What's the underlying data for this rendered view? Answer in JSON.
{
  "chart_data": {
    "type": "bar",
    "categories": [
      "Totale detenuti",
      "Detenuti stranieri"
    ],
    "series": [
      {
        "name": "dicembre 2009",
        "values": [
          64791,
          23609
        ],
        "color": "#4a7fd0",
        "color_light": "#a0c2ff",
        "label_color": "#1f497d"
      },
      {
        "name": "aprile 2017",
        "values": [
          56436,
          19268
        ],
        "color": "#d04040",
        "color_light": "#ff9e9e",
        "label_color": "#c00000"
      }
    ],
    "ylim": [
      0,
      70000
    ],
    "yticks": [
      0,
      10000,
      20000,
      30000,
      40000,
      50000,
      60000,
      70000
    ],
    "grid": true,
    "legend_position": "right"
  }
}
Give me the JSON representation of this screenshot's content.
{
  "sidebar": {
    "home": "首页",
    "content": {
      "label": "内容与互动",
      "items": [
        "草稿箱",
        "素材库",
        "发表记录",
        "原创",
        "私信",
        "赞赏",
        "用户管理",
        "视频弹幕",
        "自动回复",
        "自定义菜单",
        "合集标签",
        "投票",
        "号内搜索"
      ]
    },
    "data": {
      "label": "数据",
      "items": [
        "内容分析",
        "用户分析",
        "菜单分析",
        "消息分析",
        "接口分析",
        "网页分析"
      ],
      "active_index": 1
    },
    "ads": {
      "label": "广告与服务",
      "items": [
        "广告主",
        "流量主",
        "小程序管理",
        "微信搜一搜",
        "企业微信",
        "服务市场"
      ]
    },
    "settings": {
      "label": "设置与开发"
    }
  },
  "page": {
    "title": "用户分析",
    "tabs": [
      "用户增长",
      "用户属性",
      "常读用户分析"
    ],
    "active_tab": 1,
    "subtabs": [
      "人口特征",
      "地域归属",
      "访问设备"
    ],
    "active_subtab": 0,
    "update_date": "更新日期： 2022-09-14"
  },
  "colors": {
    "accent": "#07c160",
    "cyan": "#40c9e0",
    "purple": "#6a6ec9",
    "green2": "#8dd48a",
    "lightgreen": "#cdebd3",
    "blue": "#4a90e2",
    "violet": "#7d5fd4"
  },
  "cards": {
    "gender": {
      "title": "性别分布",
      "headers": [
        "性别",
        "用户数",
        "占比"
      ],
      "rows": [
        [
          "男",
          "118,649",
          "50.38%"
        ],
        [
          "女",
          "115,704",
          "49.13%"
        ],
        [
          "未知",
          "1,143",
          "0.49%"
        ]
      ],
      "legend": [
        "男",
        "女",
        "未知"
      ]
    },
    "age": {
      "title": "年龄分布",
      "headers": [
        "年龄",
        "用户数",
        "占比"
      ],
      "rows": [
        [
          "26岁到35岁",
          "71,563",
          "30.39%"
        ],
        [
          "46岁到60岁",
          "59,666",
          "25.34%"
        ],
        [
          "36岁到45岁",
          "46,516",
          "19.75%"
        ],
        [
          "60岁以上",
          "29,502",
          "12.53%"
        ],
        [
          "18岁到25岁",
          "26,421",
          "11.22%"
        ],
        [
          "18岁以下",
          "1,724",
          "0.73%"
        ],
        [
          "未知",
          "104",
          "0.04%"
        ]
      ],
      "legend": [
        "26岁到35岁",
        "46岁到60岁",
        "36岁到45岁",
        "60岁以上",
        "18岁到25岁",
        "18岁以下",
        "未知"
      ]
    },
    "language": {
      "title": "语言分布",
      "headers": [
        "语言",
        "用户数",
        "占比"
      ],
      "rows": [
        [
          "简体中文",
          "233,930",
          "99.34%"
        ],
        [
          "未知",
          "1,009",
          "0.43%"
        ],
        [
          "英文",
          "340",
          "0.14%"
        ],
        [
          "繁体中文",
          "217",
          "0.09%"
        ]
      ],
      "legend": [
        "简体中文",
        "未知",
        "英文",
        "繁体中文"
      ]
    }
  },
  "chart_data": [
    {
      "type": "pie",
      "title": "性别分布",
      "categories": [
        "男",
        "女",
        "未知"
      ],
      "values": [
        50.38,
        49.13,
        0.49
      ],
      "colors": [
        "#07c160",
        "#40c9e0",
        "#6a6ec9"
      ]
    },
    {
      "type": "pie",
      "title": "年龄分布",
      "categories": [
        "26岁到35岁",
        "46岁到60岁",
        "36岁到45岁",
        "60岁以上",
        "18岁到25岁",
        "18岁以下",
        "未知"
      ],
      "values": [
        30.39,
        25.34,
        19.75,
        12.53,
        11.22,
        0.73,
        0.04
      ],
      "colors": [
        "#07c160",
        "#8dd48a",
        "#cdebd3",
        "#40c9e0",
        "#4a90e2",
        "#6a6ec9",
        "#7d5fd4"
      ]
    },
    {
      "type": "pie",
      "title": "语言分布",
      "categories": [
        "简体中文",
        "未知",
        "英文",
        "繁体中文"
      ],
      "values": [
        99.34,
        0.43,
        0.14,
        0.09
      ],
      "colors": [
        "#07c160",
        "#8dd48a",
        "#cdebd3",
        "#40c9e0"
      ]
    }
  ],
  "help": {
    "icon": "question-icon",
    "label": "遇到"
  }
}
————————
[Requirement] Retype all of the material above with every character intact.

[Worked solution]
What's the underlying data for this rendered view? Answer in JSON.
{
  "chart_data": {
    "type": "bar",
    "categories": [
      "Totale detenuti",
      "Detenuti stranieri"
    ],
    "series": [
      {
        "name": "dicembre 2009",
        "values": [
          64791,
          23609
        ],
        "color": "#4a7fd0",
        "color_light": "#a0c2ff",
        "label_color": "#1f497d"
      },
      {
        "name": "aprile 2017",
        "values": [
          56436,
          19268
        ],
        "color": "#d04040",
        "color_light": "#ff9e9e",
        "label_color": "#c00000"
      }
    ],
    "ylim": [
      0,
      70000
    ],
    "yticks": [
      0,
      10000,
      20000,
      30000,
      40000,
      50000,
      60000,
      70000
    ],
    "grid": true,
    "legend_position": "right"
  }
}
Give me the JSON representation of this screenshot's content.
{
  "sidebar": {
    "home": "首页",
    "content": {
      "label": "内容与互动",
      "items": [
        "草稿箱",
        "素材库",
        "发表记录",
        "原创",
        "私信",
        "赞赏",
        "用户管理",
        "视频弹幕",
        "自动回复",
        "自定义菜单",
        "合集标签",
        "投票",
        "号内搜索"
      ]
    },
    "data": {
      "label": "数据",
      "items": [
        "内容分析",
        "用户分析",
        "菜单分析",
        "消息分析",
        "接口分析",
        "网页分析"
      ],
      "active_index": 1
    },
    "ads": {
      "label": "广告与服务",
      "items": [
        "广告主",
        "流量主",
        "小程序管理",
        "微信搜一搜",
        "企业微信",
        "服务市场"
      ]
    },
    "settings": {
      "label": "设置与开发"
    }
  },
  "page": {
    "title": "用户分析",
    "tabs": [
      "用户增长",
      "用户属性",
      "常读用户分析"
    ],
    "active_tab": 1,
    "subtabs": [
      "人口特征",
      "地域归属",
      "访问设备"
    ],
    "active_subtab": 0,
    "update_date": "更新日期： 2022-09-14"
  },
  "colors": {
    "accent": "#07c160",
    "cyan": "#40c9e0",
    "purple": "#6a6ec9",
    "green2": "#8dd48a",
    "lightgreen": "#cdebd3",
    "blue": "#4a90e2",
    "violet": "#7d5fd4"
  },
  "cards": {
    "gender": {
      "title": "性别分布",
      "headers": [
        "性别",
        "用户数",
        "占比"
      ],
      "rows": [
        [
          "男",
          "118,649",
          "50.38%"
        ],
        [
          "女",
          "115,704",
          "49.13%"
        ],
        [
          "未知",
          "1,143",
          "0.49%"
        ]
      ],
      "legend": [
        "男",
        "女",
        "未知"
      ]
    },
    "age": {
      "title": "年龄分布",
      "headers": [
        "年龄",
        "用户数",
        "占比"
      ],
      "rows": [
        [
          "26岁到35岁",
          "71,563",
          "30.39%"
        ],
        [
          "46岁到60岁",
          "59,666",
          "25.34%"
        ],
        [
          "36岁到45岁",
          "46,516",
          "19.75%"
        ],
        [
          "60岁以上",
          "29,502",
          "12.53%"
        ],
        [
          "18岁到25岁",
          "26,421",
          "11.22%"
        ],
        [
          "18岁以下",
          "1,724",
          "0.73%"
        ],
        [
          "未知",
          "104",
          "0.04%"
        ]
      ],
      "legend": [
        "26岁到35岁",
        "46岁到60岁",
        "36岁到45岁",
        "60岁以上",
        "18岁到25岁",
        "18岁以下",
        "未知"
      ]
    },
    "language": {
      "title": "语言分布",
      "headers": [
        "语言",
        "用户数",
        "占比"
      ],
      "rows": [
        [
          "简体中文",
          "233,930",
          "99.34%"
        ],
        [
          "未知",
          "1,009",
          "0.43%"
        ],
        [
          "英文",
          "340",
          "0.14%"
        ],
        [
          "繁体中文",
          "217",
          "0.09%"
        ]
      ],
      "legend": [
        "简体中文",
        "未知",
        "英文",
        "繁体中文"
      ]
    }
  },
  "chart_data": [
    {
      "type": "pie",
      "title": "性别分布",
      "categories": [
        "男",
        "女",
        "未知"
      ],
      "values": [
        50.38,
        49.13,
        0.49
      ],
      "colors": [
        "#07c160",
        "#40c9e0",
        "#6a6ec9"
      ]
    },
    {
      "type": "pie",
      "title": "年龄分布",
      "categories": [
        "26岁到35岁",
        "46岁到60岁",
        "36岁到45岁",
        "60岁以上",
        "18岁到25岁",
        "18岁以下",
        "未知"
      ],
      "values": [
        30.39,
        25.34,
        19.75,
        12.53,
        11.22,
        0.73,
        0.04
      ],
      "colors": [
        "#07c160",
        "#8dd48a",
        "#cdebd3",
        "#40c9e0",
        "#4a90e2",
        "#6a6ec9",
        "#7d5fd4"
      ]
    },
    {
      "type": "pie",
      "title": "语言分布",
      "categories": [
        "简体中文",
        "未知",
        "英文",
        "繁体中文"
      ],
      "values": [
        99.34,
        0.43,
        0.14,
        0.09
      ],
      "colors": [
        "#07c160",
        "#8dd48a",
        "#cdebd3",
        "#40c9e0"
      ]
    }
  ],
  "help": {
    "icon": "question-icon",
    "label": "遇到"
  }
}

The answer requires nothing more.